* Start *

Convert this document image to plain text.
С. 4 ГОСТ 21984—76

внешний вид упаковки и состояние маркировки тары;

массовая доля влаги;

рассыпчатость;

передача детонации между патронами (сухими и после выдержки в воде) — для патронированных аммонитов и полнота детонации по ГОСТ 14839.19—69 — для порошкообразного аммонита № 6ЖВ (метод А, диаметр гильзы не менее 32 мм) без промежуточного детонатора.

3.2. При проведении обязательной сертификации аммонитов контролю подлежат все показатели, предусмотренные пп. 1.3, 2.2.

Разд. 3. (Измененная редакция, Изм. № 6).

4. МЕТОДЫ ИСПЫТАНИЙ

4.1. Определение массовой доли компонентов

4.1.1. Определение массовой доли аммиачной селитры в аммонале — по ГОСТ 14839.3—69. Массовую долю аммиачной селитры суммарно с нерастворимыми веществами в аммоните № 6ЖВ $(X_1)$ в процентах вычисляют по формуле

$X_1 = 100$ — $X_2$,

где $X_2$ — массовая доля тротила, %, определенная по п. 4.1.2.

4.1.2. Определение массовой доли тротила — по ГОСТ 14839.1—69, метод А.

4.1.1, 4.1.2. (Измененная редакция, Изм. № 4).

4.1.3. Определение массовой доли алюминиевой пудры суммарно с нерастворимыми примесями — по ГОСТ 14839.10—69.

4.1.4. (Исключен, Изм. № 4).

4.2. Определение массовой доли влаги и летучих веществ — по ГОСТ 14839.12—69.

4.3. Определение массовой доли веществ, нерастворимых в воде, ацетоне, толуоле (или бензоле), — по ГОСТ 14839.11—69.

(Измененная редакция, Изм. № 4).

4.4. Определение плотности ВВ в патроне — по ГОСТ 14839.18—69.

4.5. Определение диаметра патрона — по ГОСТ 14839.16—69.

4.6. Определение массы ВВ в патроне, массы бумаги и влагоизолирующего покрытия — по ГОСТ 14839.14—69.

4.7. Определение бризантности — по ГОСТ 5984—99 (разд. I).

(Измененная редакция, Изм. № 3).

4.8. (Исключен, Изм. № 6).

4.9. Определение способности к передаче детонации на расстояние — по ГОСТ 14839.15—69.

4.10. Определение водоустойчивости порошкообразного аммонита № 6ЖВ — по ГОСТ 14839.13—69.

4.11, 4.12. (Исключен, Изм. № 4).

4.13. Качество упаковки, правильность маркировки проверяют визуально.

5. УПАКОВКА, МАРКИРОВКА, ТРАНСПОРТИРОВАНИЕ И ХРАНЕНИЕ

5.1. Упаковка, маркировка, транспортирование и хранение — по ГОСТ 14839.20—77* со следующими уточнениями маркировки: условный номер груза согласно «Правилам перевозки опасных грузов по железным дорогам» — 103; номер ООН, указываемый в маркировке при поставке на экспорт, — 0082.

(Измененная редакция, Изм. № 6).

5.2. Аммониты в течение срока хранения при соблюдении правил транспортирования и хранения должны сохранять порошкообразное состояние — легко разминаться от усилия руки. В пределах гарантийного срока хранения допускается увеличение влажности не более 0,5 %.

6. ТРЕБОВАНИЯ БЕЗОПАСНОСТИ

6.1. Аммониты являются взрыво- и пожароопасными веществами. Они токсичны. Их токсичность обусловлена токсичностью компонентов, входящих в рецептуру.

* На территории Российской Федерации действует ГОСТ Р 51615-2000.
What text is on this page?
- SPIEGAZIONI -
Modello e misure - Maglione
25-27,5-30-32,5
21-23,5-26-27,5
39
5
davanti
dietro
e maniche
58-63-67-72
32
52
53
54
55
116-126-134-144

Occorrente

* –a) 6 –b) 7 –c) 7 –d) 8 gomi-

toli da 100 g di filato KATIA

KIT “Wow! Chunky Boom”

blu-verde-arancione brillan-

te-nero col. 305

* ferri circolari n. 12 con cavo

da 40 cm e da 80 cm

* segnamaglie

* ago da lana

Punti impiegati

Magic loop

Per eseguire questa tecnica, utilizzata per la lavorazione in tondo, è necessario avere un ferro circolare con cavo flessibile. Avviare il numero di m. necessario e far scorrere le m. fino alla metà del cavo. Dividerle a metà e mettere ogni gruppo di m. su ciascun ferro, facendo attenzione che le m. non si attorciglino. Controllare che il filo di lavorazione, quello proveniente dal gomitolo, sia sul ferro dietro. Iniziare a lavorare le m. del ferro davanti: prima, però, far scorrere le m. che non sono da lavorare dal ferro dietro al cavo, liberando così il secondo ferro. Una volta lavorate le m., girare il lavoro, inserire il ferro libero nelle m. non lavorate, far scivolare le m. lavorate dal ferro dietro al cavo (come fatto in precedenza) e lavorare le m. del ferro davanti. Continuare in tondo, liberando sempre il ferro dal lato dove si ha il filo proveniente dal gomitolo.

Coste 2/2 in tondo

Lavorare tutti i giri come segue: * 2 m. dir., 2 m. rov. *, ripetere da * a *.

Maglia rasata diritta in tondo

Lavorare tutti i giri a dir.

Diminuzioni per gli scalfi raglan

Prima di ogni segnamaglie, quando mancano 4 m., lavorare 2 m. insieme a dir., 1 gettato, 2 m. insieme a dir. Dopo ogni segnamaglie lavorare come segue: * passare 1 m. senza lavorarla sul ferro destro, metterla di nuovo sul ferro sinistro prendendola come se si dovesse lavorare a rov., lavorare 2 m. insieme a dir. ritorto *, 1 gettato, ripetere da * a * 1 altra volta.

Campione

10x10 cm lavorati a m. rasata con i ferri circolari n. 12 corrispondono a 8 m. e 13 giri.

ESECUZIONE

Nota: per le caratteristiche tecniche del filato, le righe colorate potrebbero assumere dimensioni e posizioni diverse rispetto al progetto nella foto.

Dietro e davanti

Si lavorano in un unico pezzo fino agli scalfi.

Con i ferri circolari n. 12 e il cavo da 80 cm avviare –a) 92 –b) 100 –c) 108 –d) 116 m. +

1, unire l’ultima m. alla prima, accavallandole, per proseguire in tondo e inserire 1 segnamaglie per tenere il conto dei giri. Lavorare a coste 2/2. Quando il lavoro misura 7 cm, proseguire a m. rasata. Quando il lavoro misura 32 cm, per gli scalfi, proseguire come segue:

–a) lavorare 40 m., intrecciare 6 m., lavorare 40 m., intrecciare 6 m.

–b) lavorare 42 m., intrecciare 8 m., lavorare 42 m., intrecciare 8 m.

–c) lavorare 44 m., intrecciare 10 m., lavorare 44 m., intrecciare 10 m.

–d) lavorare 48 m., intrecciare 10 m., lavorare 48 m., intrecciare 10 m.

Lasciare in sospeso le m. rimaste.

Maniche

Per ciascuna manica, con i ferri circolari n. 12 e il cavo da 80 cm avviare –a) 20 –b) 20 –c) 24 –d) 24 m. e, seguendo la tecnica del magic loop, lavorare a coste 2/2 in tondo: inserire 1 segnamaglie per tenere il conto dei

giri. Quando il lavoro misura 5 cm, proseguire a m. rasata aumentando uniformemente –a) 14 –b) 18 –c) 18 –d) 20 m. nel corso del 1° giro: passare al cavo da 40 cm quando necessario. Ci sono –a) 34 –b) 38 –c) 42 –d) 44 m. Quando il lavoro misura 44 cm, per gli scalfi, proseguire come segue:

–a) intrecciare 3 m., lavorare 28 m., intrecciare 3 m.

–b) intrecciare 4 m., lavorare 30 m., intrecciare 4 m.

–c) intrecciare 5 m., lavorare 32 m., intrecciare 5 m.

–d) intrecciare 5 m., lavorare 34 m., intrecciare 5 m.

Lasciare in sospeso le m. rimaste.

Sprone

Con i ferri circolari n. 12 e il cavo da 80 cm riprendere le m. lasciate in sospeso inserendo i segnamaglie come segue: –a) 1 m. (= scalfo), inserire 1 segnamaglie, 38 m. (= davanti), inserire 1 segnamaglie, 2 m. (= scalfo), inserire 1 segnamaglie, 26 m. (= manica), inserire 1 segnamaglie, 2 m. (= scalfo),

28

* End *

THE TASK - Across the preceding material, how many lines contain the word "массовая"? State the number alone.

RESULT OF THIS TASK - 2